Stated task:
In the material below, find how many lines contain the string "Street". Write only that number.

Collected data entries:
◇ ◇ ◇ ◇

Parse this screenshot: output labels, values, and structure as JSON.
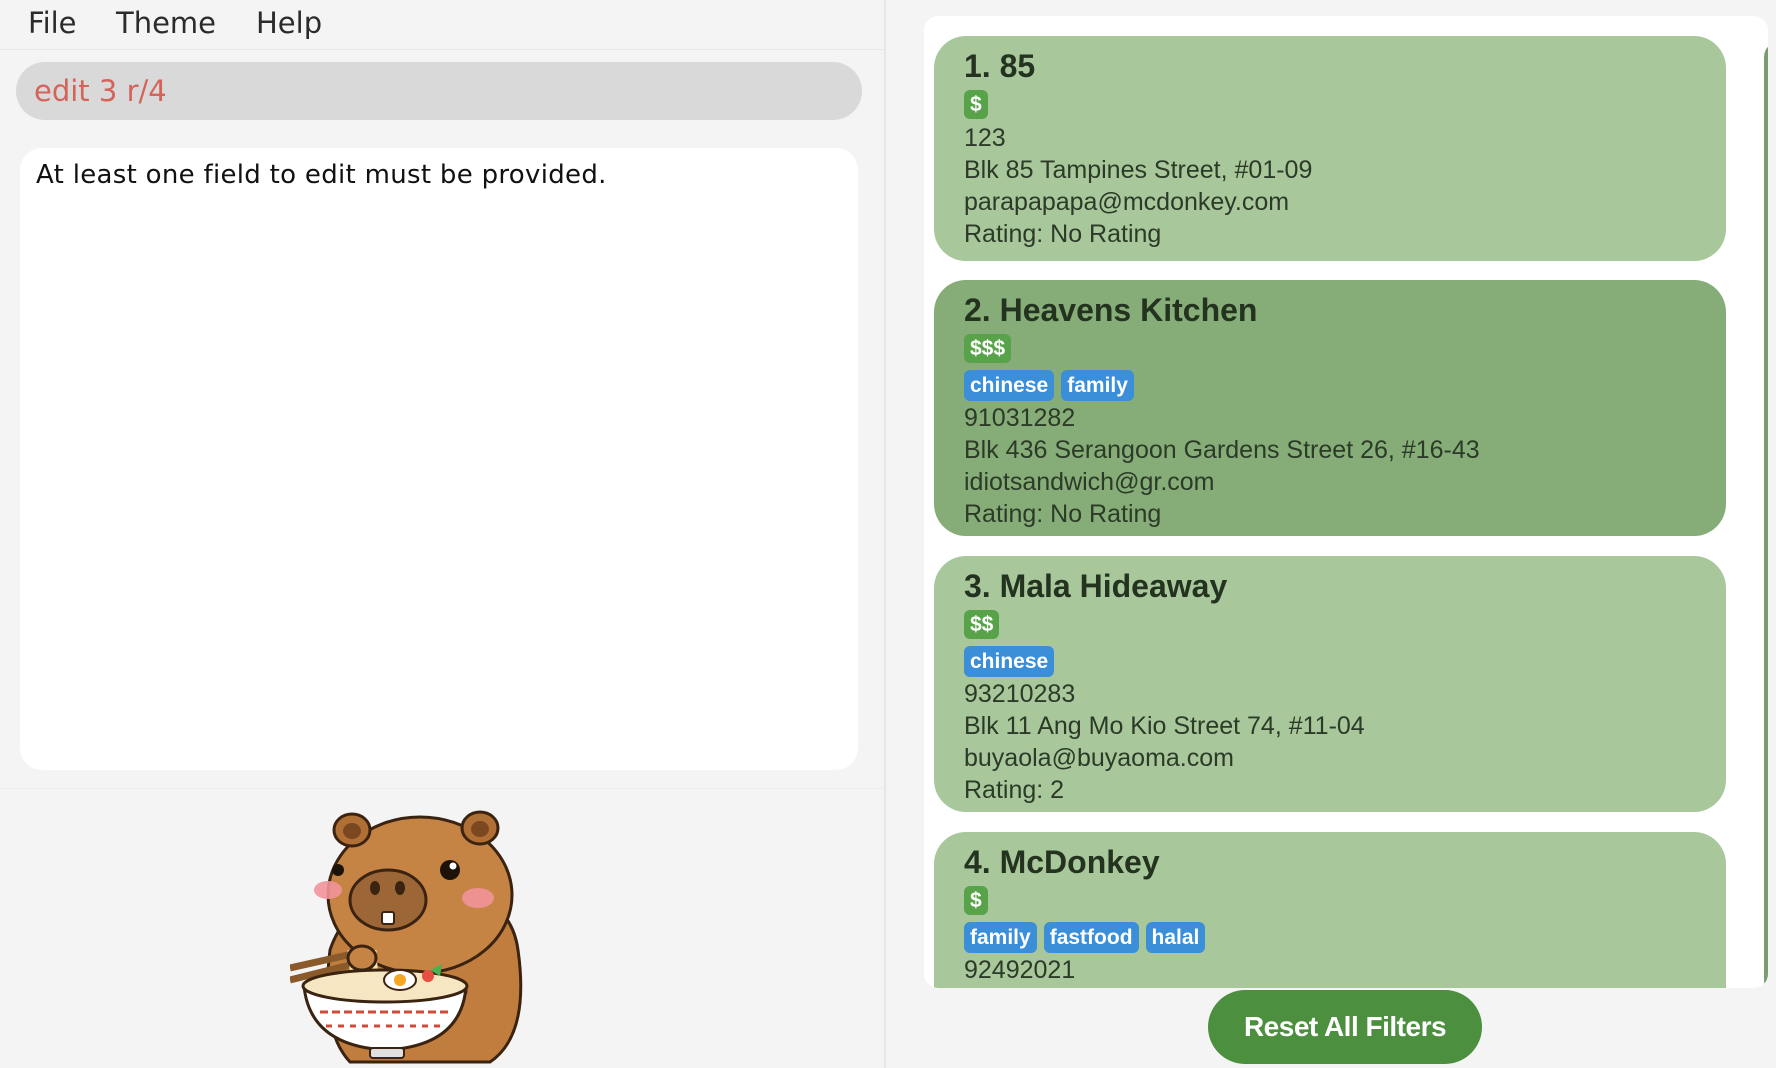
{
  "menu": {
    "file": "File",
    "theme": "Theme",
    "help": "Help"
  },
  "command": {
    "value": "edit 3 r/4"
  },
  "result": {
    "message": "At least one field to edit must be provided."
  },
  "restaurants": [
    {
      "title": "1. 85",
      "price": "$",
      "tags": [],
      "phone": "123",
      "address": "Blk 85 Tampines Street, #01-09",
      "email": "parapapapa@mcdonkey.com",
      "rating": "Rating: No Rating"
    },
    {
      "title": "2. Heavens Kitchen",
      "price": "$$$",
      "tags": [
        "chinese",
        "family"
      ],
      "phone": "91031282",
      "address": "Blk 436 Serangoon Gardens Street 26, #16-43",
      "email": "idiotsandwich@gr.com",
      "rating": "Rating: No Rating"
    },
    {
      "title": "3. Mala Hideaway",
      "price": "$$",
      "tags": [
        "chinese"
      ],
      "phone": "93210283",
      "address": "Blk 11 Ang Mo Kio Street 74, #11-04",
      "email": "buyaola@buyaoma.com",
      "rating": "Rating: 2"
    },
    {
      "title": "4. McDonkey",
      "price": "$",
      "tags": [
        "family",
        "fastfood",
        "halal"
      ],
      "phone": "92492021"
    }
  ],
  "reset_button": "Reset All Filters",
  "colors": {
    "card": "#a8c89c",
    "card_selected": "#86ad78",
    "price_badge": "#58a24a",
    "tag_badge": "#3b8ed8",
    "button": "#4c8f3f",
    "command_text": "#d2645a"
  }
}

◇ ◇ ◇ ◇

Solution to this problem:
3